=== Directions ===
Pull out each line of the records holding the string "Boulder".

=== Data ===

************

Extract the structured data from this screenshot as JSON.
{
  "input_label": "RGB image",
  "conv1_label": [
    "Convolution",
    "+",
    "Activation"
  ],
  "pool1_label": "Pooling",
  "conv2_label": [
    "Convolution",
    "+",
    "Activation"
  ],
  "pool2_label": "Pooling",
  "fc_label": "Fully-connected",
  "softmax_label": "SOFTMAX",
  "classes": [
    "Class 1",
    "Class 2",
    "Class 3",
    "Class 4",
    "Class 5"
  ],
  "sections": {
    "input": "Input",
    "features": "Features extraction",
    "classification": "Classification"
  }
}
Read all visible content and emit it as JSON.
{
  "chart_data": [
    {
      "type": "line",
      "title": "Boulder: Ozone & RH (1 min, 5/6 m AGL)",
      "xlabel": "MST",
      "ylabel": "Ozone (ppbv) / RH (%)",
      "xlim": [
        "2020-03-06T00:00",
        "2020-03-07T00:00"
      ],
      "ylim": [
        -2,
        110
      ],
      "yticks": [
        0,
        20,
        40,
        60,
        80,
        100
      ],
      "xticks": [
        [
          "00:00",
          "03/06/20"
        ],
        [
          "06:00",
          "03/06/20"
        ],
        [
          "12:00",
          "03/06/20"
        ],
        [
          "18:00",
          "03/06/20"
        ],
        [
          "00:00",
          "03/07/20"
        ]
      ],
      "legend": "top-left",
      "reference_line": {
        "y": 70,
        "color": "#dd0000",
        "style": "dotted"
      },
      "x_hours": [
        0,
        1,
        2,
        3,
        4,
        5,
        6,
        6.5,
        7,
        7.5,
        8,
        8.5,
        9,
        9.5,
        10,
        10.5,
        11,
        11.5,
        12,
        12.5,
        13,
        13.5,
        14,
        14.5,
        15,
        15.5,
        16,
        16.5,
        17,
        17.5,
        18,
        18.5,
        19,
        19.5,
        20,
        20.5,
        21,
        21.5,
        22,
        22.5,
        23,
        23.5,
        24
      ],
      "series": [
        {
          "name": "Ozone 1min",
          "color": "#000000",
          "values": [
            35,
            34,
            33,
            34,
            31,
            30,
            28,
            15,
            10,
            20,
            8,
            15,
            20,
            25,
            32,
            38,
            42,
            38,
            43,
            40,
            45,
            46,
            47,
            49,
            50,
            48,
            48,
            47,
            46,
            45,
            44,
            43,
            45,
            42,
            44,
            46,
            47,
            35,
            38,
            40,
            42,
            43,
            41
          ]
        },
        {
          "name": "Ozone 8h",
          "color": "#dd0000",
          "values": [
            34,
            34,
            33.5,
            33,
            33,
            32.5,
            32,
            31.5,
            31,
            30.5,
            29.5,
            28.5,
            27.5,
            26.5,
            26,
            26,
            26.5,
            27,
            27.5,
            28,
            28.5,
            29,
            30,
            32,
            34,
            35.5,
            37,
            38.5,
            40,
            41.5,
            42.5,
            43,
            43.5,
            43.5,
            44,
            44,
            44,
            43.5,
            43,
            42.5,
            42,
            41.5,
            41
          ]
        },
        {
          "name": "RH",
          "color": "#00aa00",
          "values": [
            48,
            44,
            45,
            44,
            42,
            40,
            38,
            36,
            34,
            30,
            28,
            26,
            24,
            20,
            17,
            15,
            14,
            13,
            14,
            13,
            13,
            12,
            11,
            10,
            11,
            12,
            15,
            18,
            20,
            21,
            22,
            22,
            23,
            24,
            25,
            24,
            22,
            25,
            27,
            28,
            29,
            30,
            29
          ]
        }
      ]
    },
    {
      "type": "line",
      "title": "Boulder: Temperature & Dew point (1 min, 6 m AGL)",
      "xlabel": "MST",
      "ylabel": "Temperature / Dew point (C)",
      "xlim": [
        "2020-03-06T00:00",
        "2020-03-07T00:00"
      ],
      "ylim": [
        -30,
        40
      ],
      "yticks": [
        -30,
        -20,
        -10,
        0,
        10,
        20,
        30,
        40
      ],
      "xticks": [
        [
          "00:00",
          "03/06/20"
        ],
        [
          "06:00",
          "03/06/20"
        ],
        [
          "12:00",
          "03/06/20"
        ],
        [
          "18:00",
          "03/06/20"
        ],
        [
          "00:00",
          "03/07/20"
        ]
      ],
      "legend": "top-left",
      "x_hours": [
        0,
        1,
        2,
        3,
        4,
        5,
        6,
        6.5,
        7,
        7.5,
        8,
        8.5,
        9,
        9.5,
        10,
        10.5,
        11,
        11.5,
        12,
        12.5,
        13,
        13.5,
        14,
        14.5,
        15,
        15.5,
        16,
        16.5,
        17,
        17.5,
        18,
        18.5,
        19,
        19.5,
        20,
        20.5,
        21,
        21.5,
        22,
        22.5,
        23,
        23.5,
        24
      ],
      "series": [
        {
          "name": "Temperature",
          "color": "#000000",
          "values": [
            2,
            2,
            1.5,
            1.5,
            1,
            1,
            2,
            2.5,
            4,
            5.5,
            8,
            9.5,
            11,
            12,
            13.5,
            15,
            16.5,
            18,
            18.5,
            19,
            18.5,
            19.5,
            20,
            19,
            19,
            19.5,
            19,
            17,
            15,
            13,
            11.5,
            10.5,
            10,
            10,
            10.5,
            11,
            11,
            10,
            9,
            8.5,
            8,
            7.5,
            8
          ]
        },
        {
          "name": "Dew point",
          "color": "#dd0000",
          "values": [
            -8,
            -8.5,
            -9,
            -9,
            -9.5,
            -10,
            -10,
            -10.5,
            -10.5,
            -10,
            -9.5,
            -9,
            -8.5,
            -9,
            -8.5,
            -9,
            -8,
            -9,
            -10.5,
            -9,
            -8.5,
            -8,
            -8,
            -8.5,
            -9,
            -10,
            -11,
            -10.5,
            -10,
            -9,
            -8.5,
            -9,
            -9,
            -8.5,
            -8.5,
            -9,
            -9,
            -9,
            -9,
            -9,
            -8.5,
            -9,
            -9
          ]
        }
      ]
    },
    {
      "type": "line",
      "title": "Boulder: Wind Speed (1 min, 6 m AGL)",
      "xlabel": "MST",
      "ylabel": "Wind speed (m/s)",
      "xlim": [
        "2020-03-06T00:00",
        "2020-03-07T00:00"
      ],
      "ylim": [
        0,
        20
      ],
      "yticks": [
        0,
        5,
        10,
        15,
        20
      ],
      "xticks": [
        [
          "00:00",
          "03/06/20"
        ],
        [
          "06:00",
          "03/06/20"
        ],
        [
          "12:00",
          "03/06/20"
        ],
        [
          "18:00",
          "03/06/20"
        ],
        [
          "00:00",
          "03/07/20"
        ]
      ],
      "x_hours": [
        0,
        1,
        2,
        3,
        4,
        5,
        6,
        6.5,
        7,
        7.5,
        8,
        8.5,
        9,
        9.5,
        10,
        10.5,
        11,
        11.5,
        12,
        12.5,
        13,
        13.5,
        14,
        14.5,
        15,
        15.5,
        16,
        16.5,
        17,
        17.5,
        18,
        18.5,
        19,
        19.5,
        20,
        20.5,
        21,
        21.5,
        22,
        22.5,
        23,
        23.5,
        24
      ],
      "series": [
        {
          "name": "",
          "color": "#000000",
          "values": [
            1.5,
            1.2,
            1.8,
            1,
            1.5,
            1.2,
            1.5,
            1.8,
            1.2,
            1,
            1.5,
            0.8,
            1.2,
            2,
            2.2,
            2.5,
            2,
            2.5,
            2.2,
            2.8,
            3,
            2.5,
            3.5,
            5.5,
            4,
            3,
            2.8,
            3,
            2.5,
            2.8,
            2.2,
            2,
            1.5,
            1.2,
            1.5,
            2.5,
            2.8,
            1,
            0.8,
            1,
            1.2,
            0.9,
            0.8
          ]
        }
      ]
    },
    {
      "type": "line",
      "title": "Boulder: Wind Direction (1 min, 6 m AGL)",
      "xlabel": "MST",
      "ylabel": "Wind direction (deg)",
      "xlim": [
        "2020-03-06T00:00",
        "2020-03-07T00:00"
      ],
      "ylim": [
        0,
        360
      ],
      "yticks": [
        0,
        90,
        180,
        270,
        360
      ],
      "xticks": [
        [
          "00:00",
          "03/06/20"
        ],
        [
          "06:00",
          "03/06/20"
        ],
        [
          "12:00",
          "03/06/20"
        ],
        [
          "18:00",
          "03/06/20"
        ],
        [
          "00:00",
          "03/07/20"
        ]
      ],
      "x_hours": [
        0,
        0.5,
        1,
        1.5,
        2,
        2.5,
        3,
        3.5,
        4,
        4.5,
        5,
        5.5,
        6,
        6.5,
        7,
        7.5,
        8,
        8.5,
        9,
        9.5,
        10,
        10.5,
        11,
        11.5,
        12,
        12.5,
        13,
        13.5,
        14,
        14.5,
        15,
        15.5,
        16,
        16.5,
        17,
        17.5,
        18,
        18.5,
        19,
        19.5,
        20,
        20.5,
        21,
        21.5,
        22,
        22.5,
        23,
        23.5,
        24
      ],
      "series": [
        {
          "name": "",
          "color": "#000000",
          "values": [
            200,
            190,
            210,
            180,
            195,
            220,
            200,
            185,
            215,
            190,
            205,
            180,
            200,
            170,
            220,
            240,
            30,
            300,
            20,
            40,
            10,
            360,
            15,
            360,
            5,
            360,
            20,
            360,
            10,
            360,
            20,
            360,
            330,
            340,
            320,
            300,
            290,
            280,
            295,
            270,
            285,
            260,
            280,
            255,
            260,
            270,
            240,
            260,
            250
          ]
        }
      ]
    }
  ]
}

************

=== Reply ===
      "title": "Boulder: Ozone & RH (1 min, 5/6 m AGL)",
      "title": "Boulder: Temperature & Dew point (1 min, 6 m AGL)",
      "title": "Boulder: Wind Speed (1 min, 6 m AGL)",
      "title": "Boulder: Wind Direction (1 min, 6 m AGL)",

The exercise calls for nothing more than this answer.